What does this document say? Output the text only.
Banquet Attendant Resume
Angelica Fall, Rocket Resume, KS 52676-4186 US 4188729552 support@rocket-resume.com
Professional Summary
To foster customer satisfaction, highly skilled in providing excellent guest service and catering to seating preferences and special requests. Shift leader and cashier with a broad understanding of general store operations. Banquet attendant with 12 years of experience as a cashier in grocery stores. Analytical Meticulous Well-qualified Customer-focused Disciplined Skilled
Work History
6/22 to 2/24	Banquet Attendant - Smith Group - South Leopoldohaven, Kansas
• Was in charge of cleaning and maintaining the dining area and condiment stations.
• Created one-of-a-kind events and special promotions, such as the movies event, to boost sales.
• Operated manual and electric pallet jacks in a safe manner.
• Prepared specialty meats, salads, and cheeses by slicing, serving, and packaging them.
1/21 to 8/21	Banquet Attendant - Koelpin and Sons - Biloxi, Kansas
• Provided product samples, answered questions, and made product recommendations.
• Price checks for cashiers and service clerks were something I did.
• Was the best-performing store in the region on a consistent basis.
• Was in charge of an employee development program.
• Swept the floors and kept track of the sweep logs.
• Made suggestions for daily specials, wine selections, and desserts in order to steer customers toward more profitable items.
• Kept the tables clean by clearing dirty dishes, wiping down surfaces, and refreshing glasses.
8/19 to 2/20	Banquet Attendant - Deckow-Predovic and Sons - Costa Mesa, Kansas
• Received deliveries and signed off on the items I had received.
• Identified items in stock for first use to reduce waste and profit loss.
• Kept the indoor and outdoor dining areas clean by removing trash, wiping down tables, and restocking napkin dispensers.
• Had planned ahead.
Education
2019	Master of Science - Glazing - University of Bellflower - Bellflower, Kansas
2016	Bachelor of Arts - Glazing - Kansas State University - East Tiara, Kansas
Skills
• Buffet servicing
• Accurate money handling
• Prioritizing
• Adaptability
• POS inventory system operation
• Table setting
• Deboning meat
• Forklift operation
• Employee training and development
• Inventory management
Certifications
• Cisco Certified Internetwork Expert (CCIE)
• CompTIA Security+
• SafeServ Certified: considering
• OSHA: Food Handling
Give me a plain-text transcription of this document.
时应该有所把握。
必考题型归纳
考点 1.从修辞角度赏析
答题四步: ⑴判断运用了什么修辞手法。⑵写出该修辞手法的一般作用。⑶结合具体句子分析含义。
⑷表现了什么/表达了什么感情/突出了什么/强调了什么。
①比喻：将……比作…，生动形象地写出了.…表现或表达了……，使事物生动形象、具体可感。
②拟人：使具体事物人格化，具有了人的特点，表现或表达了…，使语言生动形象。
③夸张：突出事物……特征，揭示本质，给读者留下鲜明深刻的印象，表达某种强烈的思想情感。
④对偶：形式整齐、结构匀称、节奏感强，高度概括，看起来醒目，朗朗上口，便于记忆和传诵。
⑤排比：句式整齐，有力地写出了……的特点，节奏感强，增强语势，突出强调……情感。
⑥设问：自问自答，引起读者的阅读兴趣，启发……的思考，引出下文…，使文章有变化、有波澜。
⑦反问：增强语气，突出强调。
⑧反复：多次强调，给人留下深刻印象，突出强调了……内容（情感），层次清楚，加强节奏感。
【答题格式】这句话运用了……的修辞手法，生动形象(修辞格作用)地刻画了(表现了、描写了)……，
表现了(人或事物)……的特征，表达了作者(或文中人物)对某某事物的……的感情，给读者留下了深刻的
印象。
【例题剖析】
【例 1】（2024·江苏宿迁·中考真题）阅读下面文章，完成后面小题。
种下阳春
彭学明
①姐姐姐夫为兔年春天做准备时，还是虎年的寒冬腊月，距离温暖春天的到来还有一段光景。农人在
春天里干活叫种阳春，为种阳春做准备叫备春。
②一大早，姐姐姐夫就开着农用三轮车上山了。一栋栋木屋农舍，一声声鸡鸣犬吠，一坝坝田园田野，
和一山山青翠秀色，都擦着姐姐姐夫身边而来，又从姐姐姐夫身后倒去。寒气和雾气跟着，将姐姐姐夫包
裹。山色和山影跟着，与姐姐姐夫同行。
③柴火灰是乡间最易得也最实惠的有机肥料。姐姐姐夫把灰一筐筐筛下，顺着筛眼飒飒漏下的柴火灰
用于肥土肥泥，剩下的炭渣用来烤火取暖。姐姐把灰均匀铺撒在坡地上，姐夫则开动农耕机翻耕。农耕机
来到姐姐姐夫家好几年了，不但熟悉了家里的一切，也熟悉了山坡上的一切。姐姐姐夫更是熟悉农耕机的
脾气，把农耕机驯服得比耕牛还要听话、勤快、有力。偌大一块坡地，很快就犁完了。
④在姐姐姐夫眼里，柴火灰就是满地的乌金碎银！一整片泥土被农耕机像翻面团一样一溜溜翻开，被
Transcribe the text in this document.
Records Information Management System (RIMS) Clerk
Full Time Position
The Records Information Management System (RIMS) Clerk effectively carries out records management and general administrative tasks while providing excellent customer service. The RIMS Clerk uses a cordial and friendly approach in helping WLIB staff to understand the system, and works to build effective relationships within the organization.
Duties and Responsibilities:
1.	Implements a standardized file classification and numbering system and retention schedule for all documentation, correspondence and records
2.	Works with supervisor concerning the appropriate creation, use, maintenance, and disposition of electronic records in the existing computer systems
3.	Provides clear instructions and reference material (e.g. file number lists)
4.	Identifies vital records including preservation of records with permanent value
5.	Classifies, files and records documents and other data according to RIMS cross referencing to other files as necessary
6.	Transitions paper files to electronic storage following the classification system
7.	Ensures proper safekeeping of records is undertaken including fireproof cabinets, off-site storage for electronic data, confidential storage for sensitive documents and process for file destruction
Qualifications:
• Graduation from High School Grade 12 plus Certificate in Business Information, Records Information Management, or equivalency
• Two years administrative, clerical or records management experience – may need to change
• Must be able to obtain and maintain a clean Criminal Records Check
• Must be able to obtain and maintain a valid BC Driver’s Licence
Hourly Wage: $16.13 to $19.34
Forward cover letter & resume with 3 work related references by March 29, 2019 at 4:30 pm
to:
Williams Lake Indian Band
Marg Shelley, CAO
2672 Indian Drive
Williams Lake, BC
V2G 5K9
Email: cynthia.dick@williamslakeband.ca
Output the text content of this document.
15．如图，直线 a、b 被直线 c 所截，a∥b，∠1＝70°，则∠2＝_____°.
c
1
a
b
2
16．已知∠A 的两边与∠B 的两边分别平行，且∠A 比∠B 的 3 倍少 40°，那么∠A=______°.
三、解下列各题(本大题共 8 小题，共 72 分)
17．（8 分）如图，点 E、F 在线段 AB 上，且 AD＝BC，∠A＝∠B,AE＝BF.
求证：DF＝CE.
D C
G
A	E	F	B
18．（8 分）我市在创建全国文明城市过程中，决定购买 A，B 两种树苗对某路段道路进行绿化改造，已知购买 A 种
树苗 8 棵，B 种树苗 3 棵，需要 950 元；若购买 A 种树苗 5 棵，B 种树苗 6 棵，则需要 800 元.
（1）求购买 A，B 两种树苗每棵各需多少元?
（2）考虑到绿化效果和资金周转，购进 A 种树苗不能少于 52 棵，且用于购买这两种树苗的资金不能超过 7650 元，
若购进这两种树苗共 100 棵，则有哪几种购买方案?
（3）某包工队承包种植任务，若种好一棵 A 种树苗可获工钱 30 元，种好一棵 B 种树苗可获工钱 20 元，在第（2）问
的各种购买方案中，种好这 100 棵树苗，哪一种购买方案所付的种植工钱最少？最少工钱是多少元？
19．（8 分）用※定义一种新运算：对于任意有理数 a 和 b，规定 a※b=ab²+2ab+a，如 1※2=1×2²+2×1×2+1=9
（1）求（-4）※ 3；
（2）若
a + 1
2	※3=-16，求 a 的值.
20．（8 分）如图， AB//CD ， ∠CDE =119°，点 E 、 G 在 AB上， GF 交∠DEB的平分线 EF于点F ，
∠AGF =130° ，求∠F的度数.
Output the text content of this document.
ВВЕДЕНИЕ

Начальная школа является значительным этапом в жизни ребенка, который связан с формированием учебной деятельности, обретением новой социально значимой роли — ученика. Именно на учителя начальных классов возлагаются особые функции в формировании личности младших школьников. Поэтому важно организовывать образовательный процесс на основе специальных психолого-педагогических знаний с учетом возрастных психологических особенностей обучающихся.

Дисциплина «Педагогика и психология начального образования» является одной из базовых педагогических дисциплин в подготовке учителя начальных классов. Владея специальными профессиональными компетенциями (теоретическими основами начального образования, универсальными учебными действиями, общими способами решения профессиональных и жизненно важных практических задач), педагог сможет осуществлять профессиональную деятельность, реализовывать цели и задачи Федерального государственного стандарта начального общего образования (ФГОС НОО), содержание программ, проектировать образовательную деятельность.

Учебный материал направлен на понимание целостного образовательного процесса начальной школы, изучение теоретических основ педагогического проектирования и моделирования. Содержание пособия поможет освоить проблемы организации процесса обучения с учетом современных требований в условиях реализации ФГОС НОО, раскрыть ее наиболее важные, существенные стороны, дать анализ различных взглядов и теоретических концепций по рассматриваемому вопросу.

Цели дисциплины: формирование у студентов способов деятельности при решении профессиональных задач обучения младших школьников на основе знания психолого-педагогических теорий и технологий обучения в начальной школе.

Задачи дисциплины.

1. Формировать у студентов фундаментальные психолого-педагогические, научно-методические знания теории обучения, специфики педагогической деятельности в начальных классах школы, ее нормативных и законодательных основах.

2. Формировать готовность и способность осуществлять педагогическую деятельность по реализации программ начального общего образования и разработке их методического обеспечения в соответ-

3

**WHAT IS BEING ASKED**
From the entries above, copy every line where the word "дисциплины" shows up.

**FULL RESPONSE**
Цели дисциплины: формирование у студентов способов деятельности при решении профессиональных задач обучения младших школьников на основе знания психолого-педагогических теорий и технологий обучения в начальной школе.
Задачи дисциплины.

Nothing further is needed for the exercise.